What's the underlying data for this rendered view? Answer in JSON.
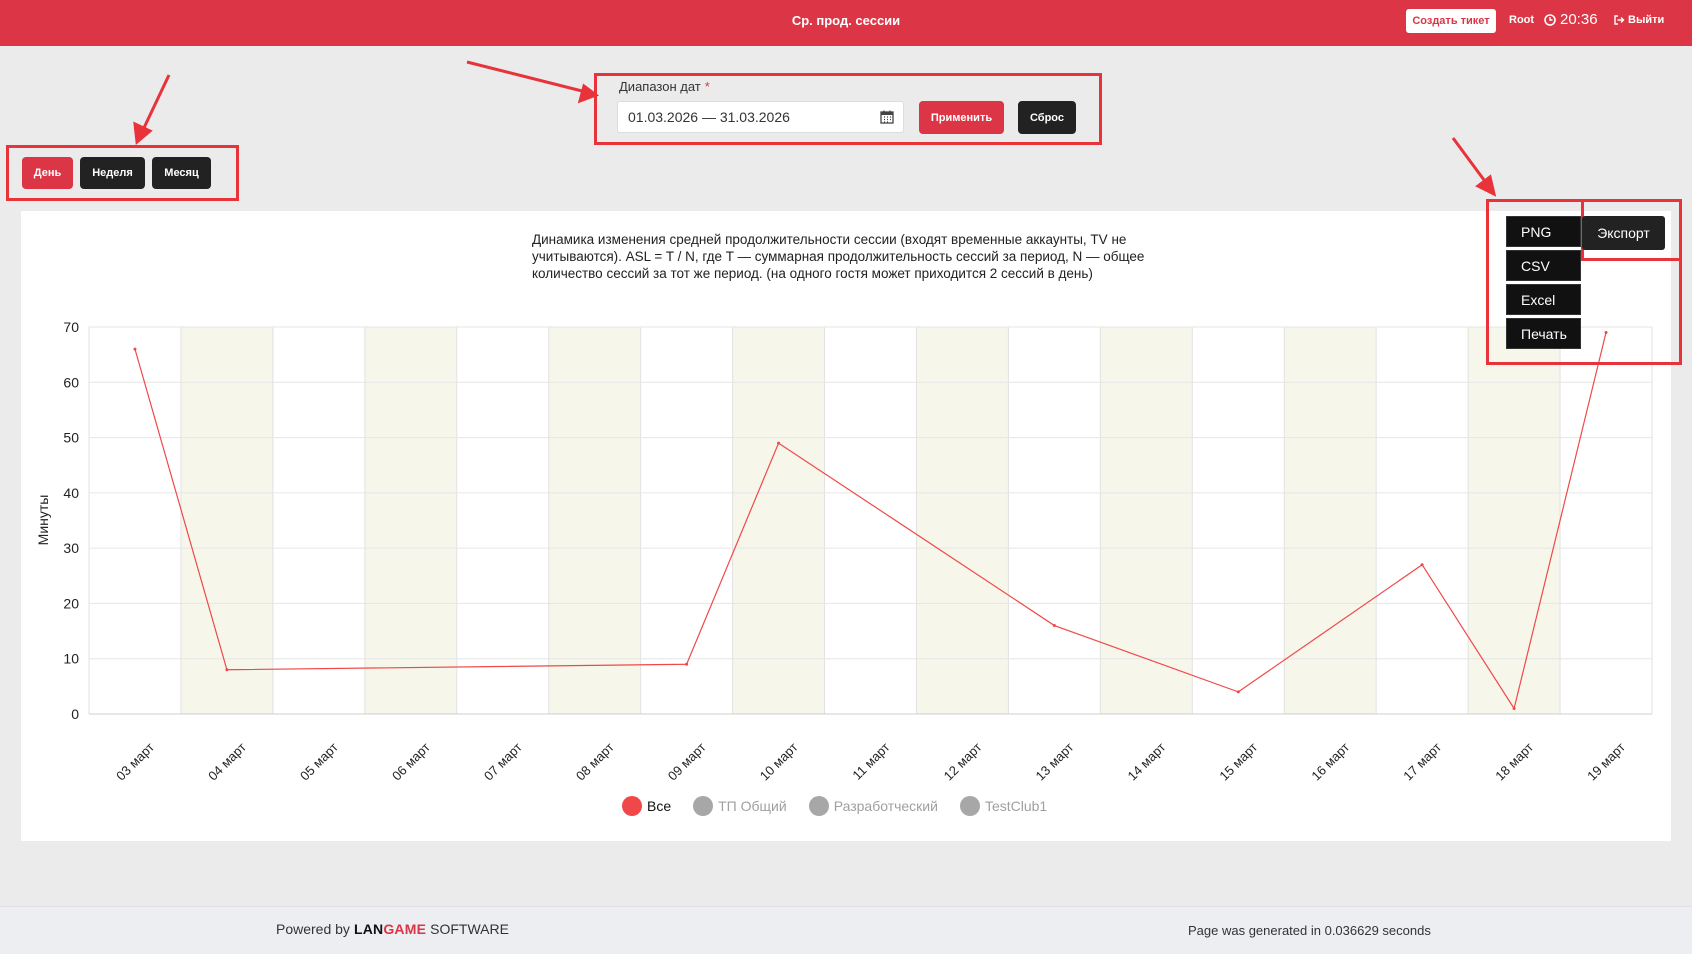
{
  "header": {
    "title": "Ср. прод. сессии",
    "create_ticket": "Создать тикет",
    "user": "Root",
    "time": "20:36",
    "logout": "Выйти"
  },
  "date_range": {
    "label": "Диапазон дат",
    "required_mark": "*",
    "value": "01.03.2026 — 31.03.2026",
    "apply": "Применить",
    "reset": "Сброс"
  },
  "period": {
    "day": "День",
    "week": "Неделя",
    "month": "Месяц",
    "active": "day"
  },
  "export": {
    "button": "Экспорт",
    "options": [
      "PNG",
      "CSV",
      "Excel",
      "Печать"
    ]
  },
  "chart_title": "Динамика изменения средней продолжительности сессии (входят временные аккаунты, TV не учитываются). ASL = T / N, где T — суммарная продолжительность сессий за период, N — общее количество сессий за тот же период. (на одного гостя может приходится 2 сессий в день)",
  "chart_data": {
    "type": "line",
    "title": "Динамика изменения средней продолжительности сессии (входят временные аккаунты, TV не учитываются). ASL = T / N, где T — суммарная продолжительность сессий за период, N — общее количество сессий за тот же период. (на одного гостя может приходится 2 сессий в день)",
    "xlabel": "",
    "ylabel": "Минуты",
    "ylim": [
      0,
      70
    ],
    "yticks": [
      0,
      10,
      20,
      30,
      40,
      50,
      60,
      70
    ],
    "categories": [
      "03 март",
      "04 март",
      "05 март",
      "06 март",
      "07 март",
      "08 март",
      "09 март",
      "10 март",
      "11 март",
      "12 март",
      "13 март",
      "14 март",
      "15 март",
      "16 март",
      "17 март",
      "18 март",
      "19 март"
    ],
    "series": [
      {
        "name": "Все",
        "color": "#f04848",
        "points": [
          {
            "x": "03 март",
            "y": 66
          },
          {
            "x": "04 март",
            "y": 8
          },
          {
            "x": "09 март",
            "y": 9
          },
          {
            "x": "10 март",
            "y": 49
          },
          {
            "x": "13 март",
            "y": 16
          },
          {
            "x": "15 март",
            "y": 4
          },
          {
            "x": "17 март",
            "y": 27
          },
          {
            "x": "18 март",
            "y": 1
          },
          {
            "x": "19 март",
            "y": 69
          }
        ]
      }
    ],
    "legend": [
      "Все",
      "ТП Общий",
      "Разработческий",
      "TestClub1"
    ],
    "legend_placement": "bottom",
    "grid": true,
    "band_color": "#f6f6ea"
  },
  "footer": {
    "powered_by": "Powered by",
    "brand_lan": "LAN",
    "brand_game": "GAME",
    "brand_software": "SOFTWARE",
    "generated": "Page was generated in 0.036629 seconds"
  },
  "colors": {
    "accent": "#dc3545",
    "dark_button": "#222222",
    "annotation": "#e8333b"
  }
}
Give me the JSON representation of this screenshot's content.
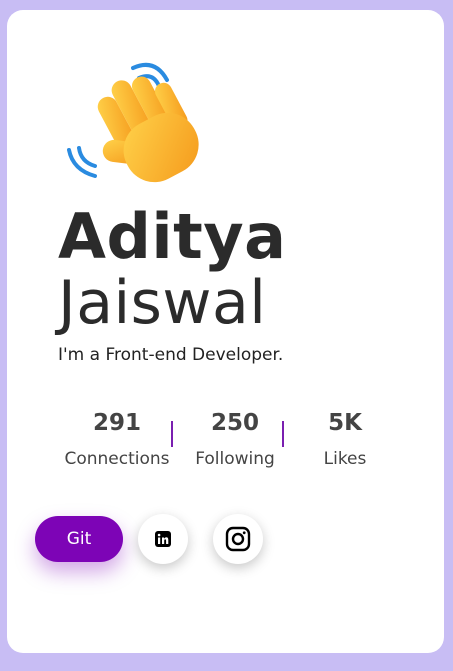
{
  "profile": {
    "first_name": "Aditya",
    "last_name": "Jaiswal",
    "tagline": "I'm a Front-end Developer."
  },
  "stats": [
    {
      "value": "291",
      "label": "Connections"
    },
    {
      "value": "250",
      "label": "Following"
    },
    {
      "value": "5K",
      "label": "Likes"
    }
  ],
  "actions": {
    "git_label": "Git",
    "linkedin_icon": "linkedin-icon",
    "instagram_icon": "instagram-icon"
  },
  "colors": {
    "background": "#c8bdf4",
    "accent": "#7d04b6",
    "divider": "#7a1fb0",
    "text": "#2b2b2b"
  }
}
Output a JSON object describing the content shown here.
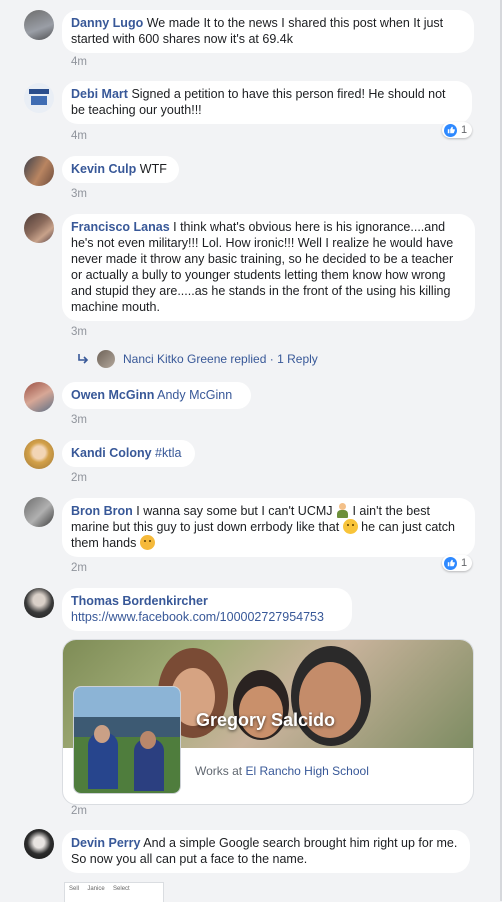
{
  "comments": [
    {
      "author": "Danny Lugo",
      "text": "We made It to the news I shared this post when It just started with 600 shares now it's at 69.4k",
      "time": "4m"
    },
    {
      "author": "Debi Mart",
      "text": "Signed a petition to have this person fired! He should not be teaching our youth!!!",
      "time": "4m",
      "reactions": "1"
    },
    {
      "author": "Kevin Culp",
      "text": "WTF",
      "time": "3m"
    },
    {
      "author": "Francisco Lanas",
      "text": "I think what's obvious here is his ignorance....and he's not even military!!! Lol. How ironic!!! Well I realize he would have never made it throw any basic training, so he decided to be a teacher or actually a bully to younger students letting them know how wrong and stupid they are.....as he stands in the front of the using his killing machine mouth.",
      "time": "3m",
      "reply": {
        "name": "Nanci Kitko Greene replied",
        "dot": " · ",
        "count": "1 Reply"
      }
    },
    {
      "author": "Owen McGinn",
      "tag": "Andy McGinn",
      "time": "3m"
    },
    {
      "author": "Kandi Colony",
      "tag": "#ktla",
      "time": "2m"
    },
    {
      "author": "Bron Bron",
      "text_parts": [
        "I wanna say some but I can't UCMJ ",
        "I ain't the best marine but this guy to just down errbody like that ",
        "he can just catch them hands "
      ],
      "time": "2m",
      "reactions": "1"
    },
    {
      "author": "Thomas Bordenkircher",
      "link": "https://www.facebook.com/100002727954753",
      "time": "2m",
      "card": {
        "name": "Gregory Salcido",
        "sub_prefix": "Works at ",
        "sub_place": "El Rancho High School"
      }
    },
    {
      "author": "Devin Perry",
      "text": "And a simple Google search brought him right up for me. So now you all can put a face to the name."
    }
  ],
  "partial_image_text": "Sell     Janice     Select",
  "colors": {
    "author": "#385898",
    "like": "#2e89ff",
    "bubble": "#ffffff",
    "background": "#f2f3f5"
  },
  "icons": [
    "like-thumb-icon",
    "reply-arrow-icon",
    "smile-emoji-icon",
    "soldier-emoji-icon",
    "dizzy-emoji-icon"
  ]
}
- - - -
**WHAT YOU HAVE TO DO:** Exclude all images and restate the records above word for word.

**THE SOLUTION:**
What's the underlying data for this rendered view? Answer in JSON.
{
  "header": {
    "title": "Ср. прод. сессии",
    "create_ticket": "Создать тикет",
    "user": "Root",
    "time": "20:36",
    "logout": "Выйти"
  },
  "date_range": {
    "label": "Диапазон дат",
    "required_mark": "*",
    "value": "01.03.2026 — 31.03.2026",
    "apply": "Применить",
    "reset": "Сброс"
  },
  "period": {
    "day": "День",
    "week": "Неделя",
    "month": "Месяц",
    "active": "day"
  },
  "export": {
    "button": "Экспорт",
    "options": [
      "PNG",
      "CSV",
      "Excel",
      "Печать"
    ]
  },
  "chart_title": "Динамика изменения средней продолжительности сессии (входят временные аккаунты, TV не учитываются). ASL = T / N, где T — суммарная продолжительность сессий за период, N — общее количество сессий за тот же период. (на одного гостя может приходится 2 сессий в день)",
  "chart_data": {
    "type": "line",
    "title": "Динамика изменения средней продолжительности сессии (входят временные аккаунты, TV не учитываются). ASL = T / N, где T — суммарная продолжительность сессий за период, N — общее количество сессий за тот же период. (на одного гостя может приходится 2 сессий в день)",
    "xlabel": "",
    "ylabel": "Минуты",
    "ylim": [
      0,
      70
    ],
    "yticks": [
      0,
      10,
      20,
      30,
      40,
      50,
      60,
      70
    ],
    "categories": [
      "03 март",
      "04 март",
      "05 март",
      "06 март",
      "07 март",
      "08 март",
      "09 март",
      "10 март",
      "11 март",
      "12 март",
      "13 март",
      "14 март",
      "15 март",
      "16 март",
      "17 март",
      "18 март",
      "19 март"
    ],
    "series": [
      {
        "name": "Все",
        "color": "#f04848",
        "points": [
          {
            "x": "03 март",
            "y": 66
          },
          {
            "x": "04 март",
            "y": 8
          },
          {
            "x": "09 март",
            "y": 9
          },
          {
            "x": "10 март",
            "y": 49
          },
          {
            "x": "13 март",
            "y": 16
          },
          {
            "x": "15 март",
            "y": 4
          },
          {
            "x": "17 март",
            "y": 27
          },
          {
            "x": "18 март",
            "y": 1
          },
          {
            "x": "19 март",
            "y": 69
          }
        ]
      }
    ],
    "legend": [
      "Все",
      "ТП Общий",
      "Разработческий",
      "TestClub1"
    ],
    "legend_placement": "bottom",
    "grid": true,
    "band_color": "#f6f6ea"
  },
  "footer": {
    "powered_by": "Powered by",
    "brand_lan": "LAN",
    "brand_game": "GAME",
    "brand_software": "SOFTWARE",
    "generated": "Page was generated in 0.036629 seconds"
  },
  "colors": {
    "accent": "#dc3545",
    "dark_button": "#222222",
    "annotation": "#e8333b"
  }
}
Give me the JSON representation of this screenshot's content.
{
  "profile": {
    "first_name": "Aditya",
    "last_name": "Jaiswal",
    "tagline": "I'm a Front-end Developer."
  },
  "stats": [
    {
      "value": "291",
      "label": "Connections"
    },
    {
      "value": "250",
      "label": "Following"
    },
    {
      "value": "5K",
      "label": "Likes"
    }
  ],
  "actions": {
    "git_label": "Git",
    "linkedin_icon": "linkedin-icon",
    "instagram_icon": "instagram-icon"
  },
  "colors": {
    "background": "#c8bdf4",
    "accent": "#7d04b6",
    "divider": "#7a1fb0",
    "text": "#2b2b2b"
  }
}
Output a JSON object describing the content shown here.
{
  "comments": [
    {
      "author": "Danny Lugo",
      "text": "We made It to the news I shared this post when It just started with 600 shares now it's at 69.4k",
      "time": "4m"
    },
    {
      "author": "Debi Mart",
      "text": "Signed a petition to have this person fired! He should not be teaching our youth!!!",
      "time": "4m",
      "reactions": "1"
    },
    {
      "author": "Kevin Culp",
      "text": "WTF",
      "time": "3m"
    },
    {
      "author": "Francisco Lanas",
      "text": "I think what's obvious here is his ignorance....and he's not even military!!! Lol. How ironic!!! Well I realize he would have never made it throw any basic training, so he decided to be a teacher or actually a bully to younger students letting them know how wrong and stupid they are.....as he stands in the front of the using his killing machine mouth.",
      "time": "3m",
      "reply": {
        "name": "Nanci Kitko Greene replied",
        "dot": " · ",
        "count": "1 Reply"
      }
    },
    {
      "author": "Owen McGinn",
      "tag": "Andy McGinn",
      "time": "3m"
    },
    {
      "author": "Kandi Colony",
      "tag": "#ktla",
      "time": "2m"
    },
    {
      "author": "Bron Bron",
      "text_parts": [
        "I wanna say some but I can't UCMJ ",
        "I ain't the best marine but this guy to just down errbody like that ",
        "he can just catch them hands "
      ],
      "time": "2m",
      "reactions": "1"
    },
    {
      "author": "Thomas Bordenkircher",
      "link": "https://www.facebook.com/100002727954753",
      "time": "2m",
      "card": {
        "name": "Gregory Salcido",
        "sub_prefix": "Works at ",
        "sub_place": "El Rancho High School"
      }
    },
    {
      "author": "Devin Perry",
      "text": "And a simple Google search brought him right up for me. So now you all can put a face to the name."
    }
  ],
  "partial_image_text": "Sell     Janice     Select",
  "colors": {
    "author": "#385898",
    "like": "#2e89ff",
    "bubble": "#ffffff",
    "background": "#f2f3f5"
  },
  "icons": [
    "like-thumb-icon",
    "reply-arrow-icon",
    "smile-emoji-icon",
    "soldier-emoji-icon",
    "dizzy-emoji-icon"
  ]
}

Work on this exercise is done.